OBJETIVO DO EXERCÍCIO: Reproduza sem nenhuma alteração a passagem do relato de viagem que vai de "Assim, esta segunda" até "de suas viagens.", incluindo essas palavras.

TRECHO DA PÁGINA:
* * * * * * *

Assim, esta segunda visita pelos mesmos paizes servirá para corregirmos os nossos primeiros juizos, com o unico fim do restabelecermos a verdade, muitas vezes adulterada peia imaginação ardente e enthusiastica de alguns viajantes, ou pela exageração de outros, que julgão assim, tornar mais interessante a descripção viciada de suas viagens.

Emquanto não podemos visitar Alexandria ouçamos o que nos relata um nosso companheiro de viagem, perfeito gentleman, ainda que algum tanto severo nas suas apreciações extra-britannicas.

Viajando para empregar o seo tempo, como elle nos declarou, e para não se deixar vencer pelo spleen nacional, o nosso amigo viaja só, apenas fazendo-se accompanhar de um boule-dogg, de uma pequena mala, e com suas cartas de credito. É o typo do inglez amavel e pouco se occupando dos accidentes que tornão uma viagem difficil e custosa.

Com o seo dinheiro tudo vence, com o seo cão conversa, e com seus olhos tudo observa, sómente para si; e, se tivemos a felicidade de colher de suas interessantes informações, alguma utilidade para nossos projectos, devemos a um serviço que lhe prestamos, quando suspenso sobre as vagas, apenas sustendo-se com as mãos na extremidade de um cabo, em consequencia de se ter quebrado a escada de bordo, fomos a seo auxilio, ajudando o a sahir de uma situação bastante incommoda.

* * * * * * *

DADOS ARMAZENADOS:
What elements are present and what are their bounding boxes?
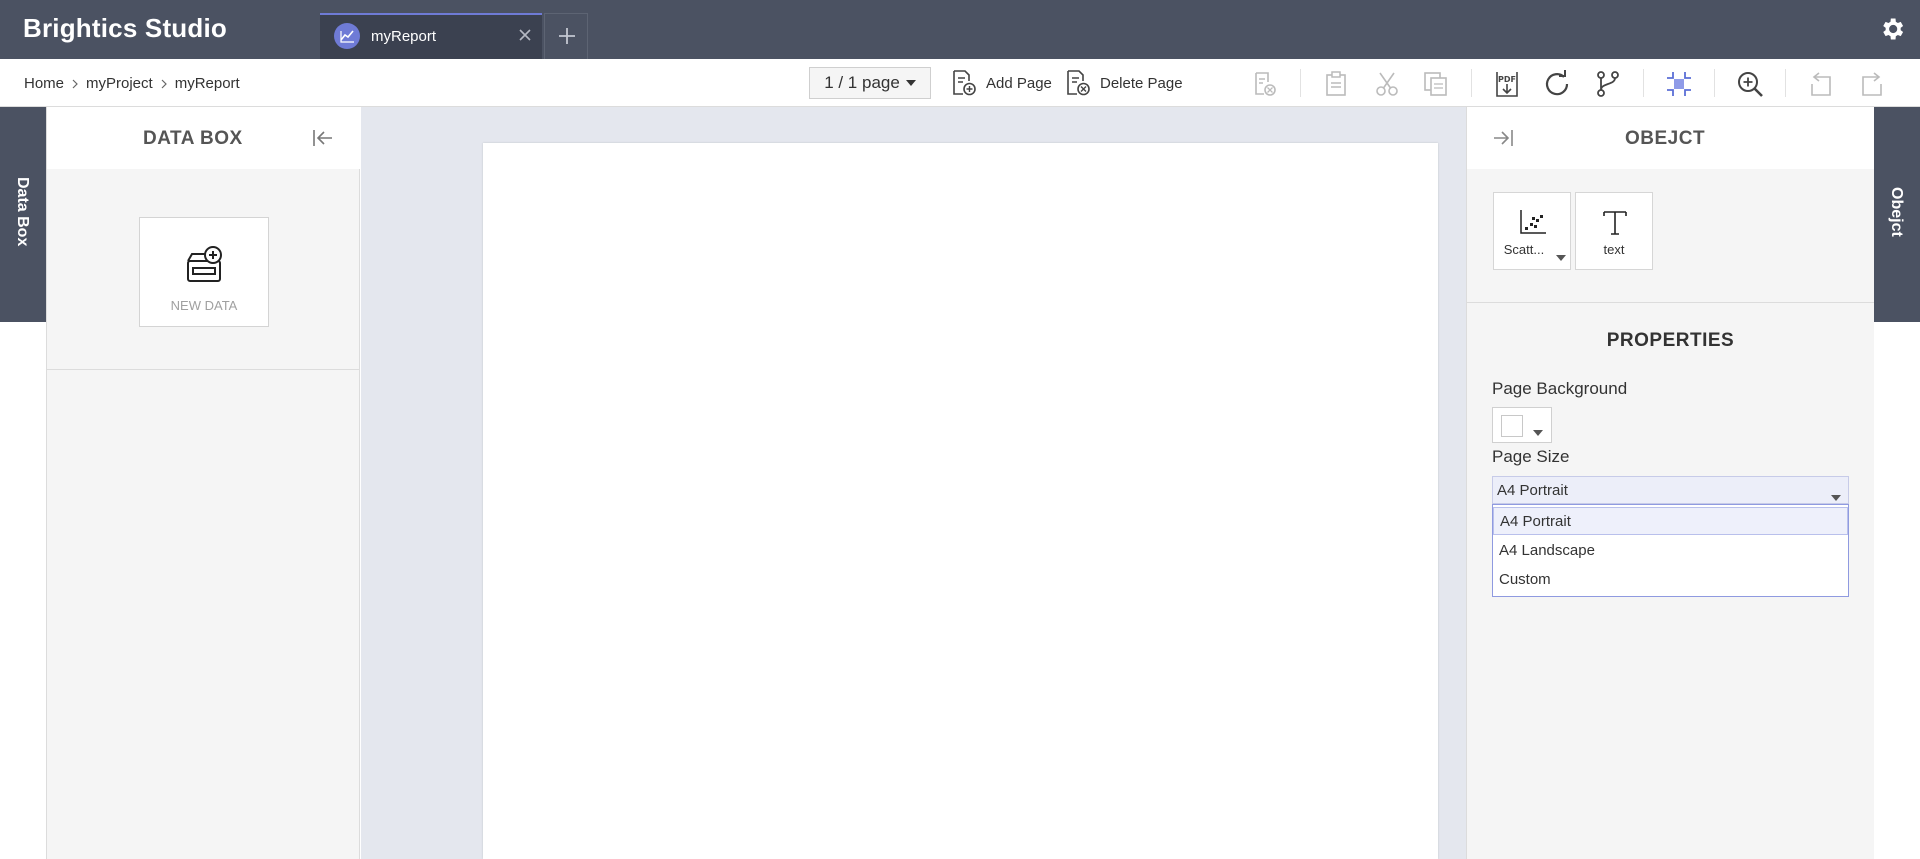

* * * * * * *

SOLUÇÃO ABAIXO:
Assim, esta segunda visita pelos mesmos paizes servirá para corregirmos os nossos primeiros juizos, com o unico fim do restabelecermos a verdade, muitas vezes adulterada peia imaginação ardente e enthusiastica de alguns viajantes, ou pela exageração de outros, que julgão assim, tornar mais interessante a descripção viciada de suas viagens.